• Exercise aim: Return the entries below verbatim. Pictures stay out.

Stored entries

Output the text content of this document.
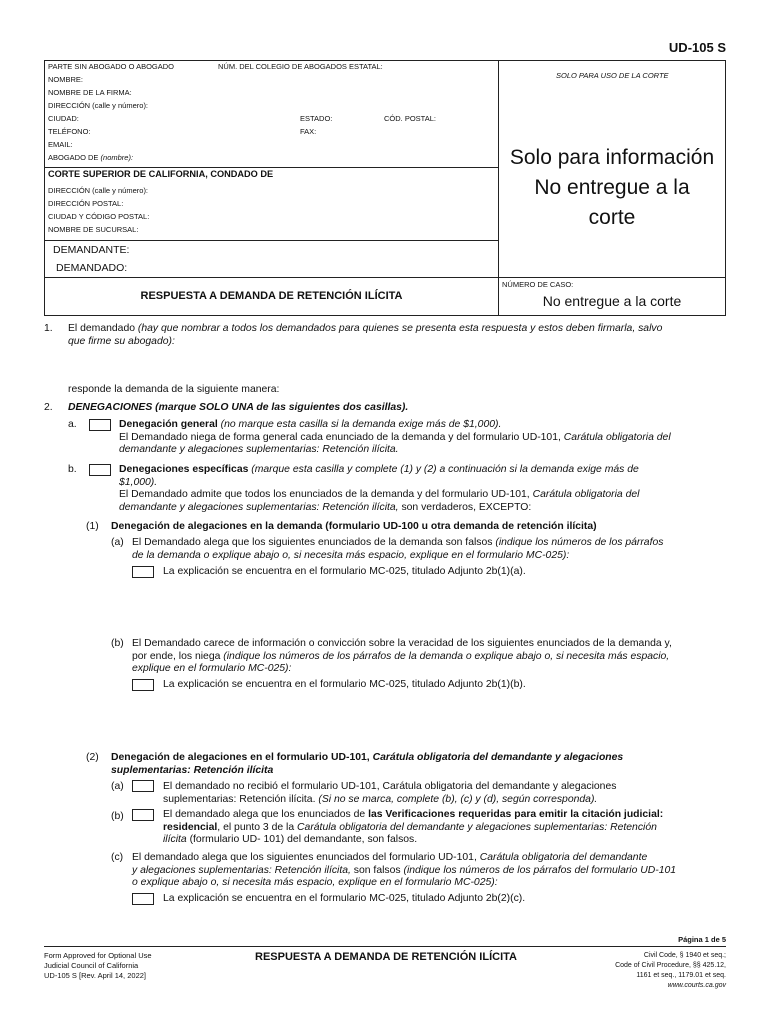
UD-105 S
PARTE SIN ABOGADO O ABOGADO	NÚM. DEL COLEGIO DE ABOGADOS ESTATAL:
SOLO PARA USO DE LA CORTE
NOMBRE:
NOMBRE DE LA FIRMA:
DIRECCIÓN (calle y número):
CIUDAD:	ESTADO:	CÓD. POSTAL:
TELÉFONO:	FAX:
EMAIL:
ABOGADO DE (nombre):
CORTE SUPERIOR DE CALIFORNIA, CONDADO DE
DIRECCIÓN (calle y número):
DIRECCIÓN POSTAL:
CIUDAD Y CÓDIGO POSTAL:
NOMBRE DE SUCURSAL:
Solo para información
No entregue a la
corte
DEMANDANTE:
DEMANDADO:
RESPUESTA A DEMANDA DE RETENCIÓN ILÍCITA
NÚMERO DE CASO:
No entregue a la corte
1. El demandado (hay que nombrar a todos los demandados para quienes se presenta esta respuesta y estos deben firmarla, salvo
que firme su abogado):
responde la demanda de la siguiente manera:
2. DENEGACIONES (marque SOLO UNA de las siguientes dos casillas).
a.	Denegación general (no marque esta casilla si la demanda exige más de $1,000).
El Demandado niega de forma general cada enunciado de la demanda y del formulario UD-101, Carátula obligatoria del
demandante y alegaciones suplementarias: Retención ilícita.
b.	Denegaciones específicas (marque esta casilla y complete (1) y (2) a continuación si la demanda exige más de
$1,000).
El Demandado admite que todos los enunciados de la demanda y del formulario UD-101, Carátula obligatoria del
demandante y alegaciones suplementarias: Retención ilícita, son verdaderos, EXCEPTO:
(1) Denegación de alegaciones en la demanda (formulario UD-100 u otra demanda de retención ilícita)
(a) El Demandado alega que los siguientes enunciados de la demanda son falsos (indique los números de los párrafos
de la demanda o explique abajo o, si necesita más espacio, explique en el formulario MC-025):
La explicación se encuentra en el formulario MC-025, titulado Adjunto 2b(1)(a).
(b) El Demandado carece de información o convicción sobre la veracidad de los siguientes enunciados de la demanda y,
por ende, los niega (indique los números de los párrafos de la demanda o explique abajo o, si necesita más espacio,
explique en el formulario MC-025):
La explicación se encuentra en el formulario MC-025, titulado Adjunto 2b(1)(b).
(2) Denegación de alegaciones en el formulario UD-101, Carátula obligatoria del demandante y alegaciones
suplementarias: Retención ilícita
(a)	El demandado no recibió el formulario UD-101, Carátula obligatoria del demandante y alegaciones
suplementarias: Retención ilícita. (Si no se marca, complete (b), (c) y (d), según corresponda).
(b)	El demandado alega que los enunciados de las Verificaciones requeridas para emitir la citación judicial:
residencial, el punto 3 de la Carátula obligatoria del demandante y alegaciones suplementarias: Retención
ilícita (formulario UD- 101) del demandante, son falsos.
(c) El demandado alega que los siguientes enunciados del formulario UD-101, Carátula obligatoria del demandante
y alegaciones suplementarias: Retención ilícita, son falsos (indique los números de los párrafos del formulario UD-101
o explique abajo o, si necesita más espacio, explique en el formulario MC-025):
La explicación se encuentra en el formulario MC-025, titulado Adjunto 2b(2)(c).
Página 1 de 5
Form Approved for Optional Use
Judicial Council of California
UD-105 S [Rev. April 14, 2022]
RESPUESTA A DEMANDA DE RETENCIÓN ILÍCITA	Civil Code, § 1940 et seq.;
Code of Civil Procedure, §§ 425.12,
1161 et seq., 1179.01 et seq.
www.courts.ca.gov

• Answer to the task:
Output the text content of this document.
UD-105 S
PARTE SIN ABOGADO O ABOGADO	NÚM. DEL COLEGIO DE ABOGADOS ESTATAL:
SOLO PARA USO DE LA CORTE
NOMBRE:
NOMBRE DE LA FIRMA:
DIRECCIÓN (calle y número):
CIUDAD:	ESTADO:	CÓD. POSTAL:
TELÉFONO:	FAX:
EMAIL:
ABOGADO DE (nombre):
CORTE SUPERIOR DE CALIFORNIA, CONDADO DE
DIRECCIÓN (calle y número):
DIRECCIÓN POSTAL:
CIUDAD Y CÓDIGO POSTAL:
NOMBRE DE SUCURSAL:
Solo para información
No entregue a la
corte
DEMANDANTE:
DEMANDADO:
RESPUESTA A DEMANDA DE RETENCIÓN ILÍCITA
NÚMERO DE CASO:
No entregue a la corte
1. El demandado (hay que nombrar a todos los demandados para quienes se presenta esta respuesta y estos deben firmarla, salvo
que firme su abogado):
responde la demanda de la siguiente manera:
2. DENEGACIONES (marque SOLO UNA de las siguientes dos casillas).
a.	Denegación general (no marque esta casilla si la demanda exige más de $1,000).
El Demandado niega de forma general cada enunciado de la demanda y del formulario UD-101, Carátula obligatoria del
demandante y alegaciones suplementarias: Retención ilícita.
b.	Denegaciones específicas (marque esta casilla y complete (1) y (2) a continuación si la demanda exige más de
$1,000).
El Demandado admite que todos los enunciados de la demanda y del formulario UD-101, Carátula obligatoria del
demandante y alegaciones suplementarias: Retención ilícita, son verdaderos, EXCEPTO:
(1) Denegación de alegaciones en la demanda (formulario UD-100 u otra demanda de retención ilícita)
(a) El Demandado alega que los siguientes enunciados de la demanda son falsos (indique los números de los párrafos
de la demanda o explique abajo o, si necesita más espacio, explique en el formulario MC-025):
La explicación se encuentra en el formulario MC-025, titulado Adjunto 2b(1)(a).
(b) El Demandado carece de información o convicción sobre la veracidad de los siguientes enunciados de la demanda y,
por ende, los niega (indique los números de los párrafos de la demanda o explique abajo o, si necesita más espacio,
explique en el formulario MC-025):
La explicación se encuentra en el formulario MC-025, titulado Adjunto 2b(1)(b).
(2) Denegación de alegaciones en el formulario UD-101, Carátula obligatoria del demandante y alegaciones
suplementarias: Retención ilícita
(a)	El demandado no recibió el formulario UD-101, Carátula obligatoria del demandante y alegaciones
suplementarias: Retención ilícita. (Si no se marca, complete (b), (c) y (d), según corresponda).
(b)	El demandado alega que los enunciados de las Verificaciones requeridas para emitir la citación judicial:
residencial, el punto 3 de la Carátula obligatoria del demandante y alegaciones suplementarias: Retención
ilícita (formulario UD- 101) del demandante, son falsos.
(c) El demandado alega que los siguientes enunciados del formulario UD-101, Carátula obligatoria del demandante
y alegaciones suplementarias: Retención ilícita, son falsos (indique los números de los párrafos del formulario UD-101
o explique abajo o, si necesita más espacio, explique en el formulario MC-025):
La explicación se encuentra en el formulario MC-025, titulado Adjunto 2b(2)(c).
Página 1 de 5
Form Approved for Optional Use
Judicial Council of California
UD-105 S [Rev. April 14, 2022]
RESPUESTA A DEMANDA DE RETENCIÓN ILÍCITA	Civil Code, § 1940 et seq.;
Code of Civil Procedure, §§ 425.12,
1161 et seq., 1179.01 et seq.
www.courts.ca.gov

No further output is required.